◆ Provided text:
- Opening Delimiter -
Mood Food
Padlock IconThis article is only a portion of the full article. If you are already a premium subscriber please login. If you are not a premium subscriber, please subscribe for access to all of our content.

0
Published in: September-October 2007 issue.

 

Comfort Food for BreakupsComfort Food for Breakups: The Memoir of a Hungry Girl
by Marusya Bociurkiw
Arsenal Pulp Press. 171 pages, $16.95

 

MARUSYA BOCIURKIW is a first-generation Ukrainian-Canadian who’s a professor, a novelist, a poet, a performance artist, and an avid blogger (her entertaining and well-illustrated site is at marusya.lazarapress.ca). In this memoir, which is also a cookbook, she covers some well-traveled territory in lesbian literature—a mildly dysfunctional family that was “full of ghosts,” the struggle of coming out, lesbian love affairs gone wrong, progressive politics—yet her lovely prose style elevates the mundane. Her large family includes a street-musician brother who died young and a father whose life in Canada was haunted by his experiences in a forced labor camp during World War II.
- Closing Delimiter -
◆ Problem description: Reproduce the book review word for word, from start to finish.

◆ Dataset content:
- Opening Delimiter -
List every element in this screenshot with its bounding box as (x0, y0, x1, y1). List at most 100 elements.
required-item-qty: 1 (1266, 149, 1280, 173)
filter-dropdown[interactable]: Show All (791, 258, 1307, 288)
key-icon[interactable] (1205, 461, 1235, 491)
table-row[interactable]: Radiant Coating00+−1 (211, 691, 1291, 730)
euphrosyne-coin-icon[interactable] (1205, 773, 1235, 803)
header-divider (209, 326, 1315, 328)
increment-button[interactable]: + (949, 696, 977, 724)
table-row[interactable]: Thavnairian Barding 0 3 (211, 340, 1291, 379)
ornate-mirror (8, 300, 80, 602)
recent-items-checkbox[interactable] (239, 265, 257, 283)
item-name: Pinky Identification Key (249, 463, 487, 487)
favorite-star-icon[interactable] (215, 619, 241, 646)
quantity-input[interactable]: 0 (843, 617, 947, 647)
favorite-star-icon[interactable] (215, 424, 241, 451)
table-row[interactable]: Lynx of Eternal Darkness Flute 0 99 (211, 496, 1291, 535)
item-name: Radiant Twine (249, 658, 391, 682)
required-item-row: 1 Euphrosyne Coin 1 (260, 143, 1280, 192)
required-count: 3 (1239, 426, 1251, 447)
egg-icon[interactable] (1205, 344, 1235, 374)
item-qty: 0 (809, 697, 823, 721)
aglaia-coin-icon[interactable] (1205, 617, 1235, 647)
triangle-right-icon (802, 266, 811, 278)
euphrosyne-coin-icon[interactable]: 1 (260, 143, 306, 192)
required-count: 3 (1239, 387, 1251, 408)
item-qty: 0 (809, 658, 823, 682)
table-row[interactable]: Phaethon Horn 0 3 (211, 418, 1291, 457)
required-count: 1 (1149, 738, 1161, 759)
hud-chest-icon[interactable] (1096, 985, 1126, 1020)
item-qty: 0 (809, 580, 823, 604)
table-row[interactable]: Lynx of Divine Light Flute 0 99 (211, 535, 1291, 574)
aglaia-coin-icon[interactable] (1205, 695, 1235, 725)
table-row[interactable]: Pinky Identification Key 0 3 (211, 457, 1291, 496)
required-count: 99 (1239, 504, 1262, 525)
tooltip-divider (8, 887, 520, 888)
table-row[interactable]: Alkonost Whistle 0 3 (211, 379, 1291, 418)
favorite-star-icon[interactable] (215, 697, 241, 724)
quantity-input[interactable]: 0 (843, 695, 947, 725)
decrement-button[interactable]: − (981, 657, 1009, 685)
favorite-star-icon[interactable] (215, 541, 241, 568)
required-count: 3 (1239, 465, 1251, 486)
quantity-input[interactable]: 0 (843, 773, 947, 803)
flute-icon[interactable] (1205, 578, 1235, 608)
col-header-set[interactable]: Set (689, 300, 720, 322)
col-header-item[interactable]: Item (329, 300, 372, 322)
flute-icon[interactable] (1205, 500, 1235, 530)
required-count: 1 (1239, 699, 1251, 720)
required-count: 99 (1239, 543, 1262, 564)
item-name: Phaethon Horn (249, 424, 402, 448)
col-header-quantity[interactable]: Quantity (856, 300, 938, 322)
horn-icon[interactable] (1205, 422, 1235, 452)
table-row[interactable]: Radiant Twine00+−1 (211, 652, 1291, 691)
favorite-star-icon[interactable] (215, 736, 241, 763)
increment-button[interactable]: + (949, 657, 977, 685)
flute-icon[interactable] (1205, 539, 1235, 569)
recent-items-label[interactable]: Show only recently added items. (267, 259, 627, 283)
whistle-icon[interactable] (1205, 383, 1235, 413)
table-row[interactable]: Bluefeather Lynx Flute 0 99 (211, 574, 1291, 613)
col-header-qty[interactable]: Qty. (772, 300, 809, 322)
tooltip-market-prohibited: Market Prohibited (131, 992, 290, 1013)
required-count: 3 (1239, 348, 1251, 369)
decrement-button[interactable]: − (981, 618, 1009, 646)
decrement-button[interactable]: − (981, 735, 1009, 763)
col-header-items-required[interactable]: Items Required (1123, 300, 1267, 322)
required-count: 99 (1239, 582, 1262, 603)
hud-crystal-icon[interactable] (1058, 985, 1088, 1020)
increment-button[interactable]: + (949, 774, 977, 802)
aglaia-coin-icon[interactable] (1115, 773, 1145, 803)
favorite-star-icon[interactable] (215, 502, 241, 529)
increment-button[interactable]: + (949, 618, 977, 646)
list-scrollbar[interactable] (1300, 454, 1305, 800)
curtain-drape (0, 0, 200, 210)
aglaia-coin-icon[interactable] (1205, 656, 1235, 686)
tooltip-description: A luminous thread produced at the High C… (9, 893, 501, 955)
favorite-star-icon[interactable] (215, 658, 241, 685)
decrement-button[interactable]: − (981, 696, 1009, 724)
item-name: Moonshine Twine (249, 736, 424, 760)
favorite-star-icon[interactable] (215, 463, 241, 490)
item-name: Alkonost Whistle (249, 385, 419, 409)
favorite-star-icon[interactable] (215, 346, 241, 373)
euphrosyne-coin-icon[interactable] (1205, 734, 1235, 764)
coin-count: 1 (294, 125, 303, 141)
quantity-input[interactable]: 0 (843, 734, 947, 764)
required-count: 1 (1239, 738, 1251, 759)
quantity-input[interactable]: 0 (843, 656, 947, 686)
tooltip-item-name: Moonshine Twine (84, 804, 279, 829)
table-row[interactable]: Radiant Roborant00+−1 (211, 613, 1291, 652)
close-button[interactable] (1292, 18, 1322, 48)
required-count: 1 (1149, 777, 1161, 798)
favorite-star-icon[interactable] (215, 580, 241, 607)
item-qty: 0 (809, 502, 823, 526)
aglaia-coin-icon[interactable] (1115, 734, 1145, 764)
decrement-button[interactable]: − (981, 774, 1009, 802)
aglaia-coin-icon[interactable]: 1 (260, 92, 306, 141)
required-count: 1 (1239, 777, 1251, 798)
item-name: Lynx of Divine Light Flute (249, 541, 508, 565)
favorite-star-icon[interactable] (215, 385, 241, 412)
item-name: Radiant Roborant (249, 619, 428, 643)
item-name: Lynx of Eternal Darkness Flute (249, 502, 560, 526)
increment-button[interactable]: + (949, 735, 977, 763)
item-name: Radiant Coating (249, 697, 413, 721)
- Closing Delimiter -
◆ Answer box:
Mood Food
Padlock IconThis article is only a portion of the full article. If you are already a premium subscriber please login. If you are not a premium subscriber, please subscribe for access to all of our content.

0
Published in: September-October 2007 issue.

 

Comfort Food for BreakupsComfort Food for Breakups: The Memoir of a Hungry Girl
by Marusya Bociurkiw
Arsenal Pulp Press. 171 pages, $16.95

 

MARUSYA BOCIURKIW is a first-generation Ukrainian-Canadian who’s a professor, a novelist, a poet, a performance artist, and an avid blogger (her entertaining and well-illustrated site is at marusya.lazarapress.ca). In this memoir, which is also a cookbook, she covers some well-traveled territory in lesbian literature—a mildly dysfunctional family that was “full of ghosts,” the struggle of coming out, lesbian love affairs gone wrong, progressive politics—yet her lovely prose style elevates the mundane. Her large family includes a street-musician brother who died young and a father whose life in Canada was haunted by his experiences in a forced labor camp during World War II.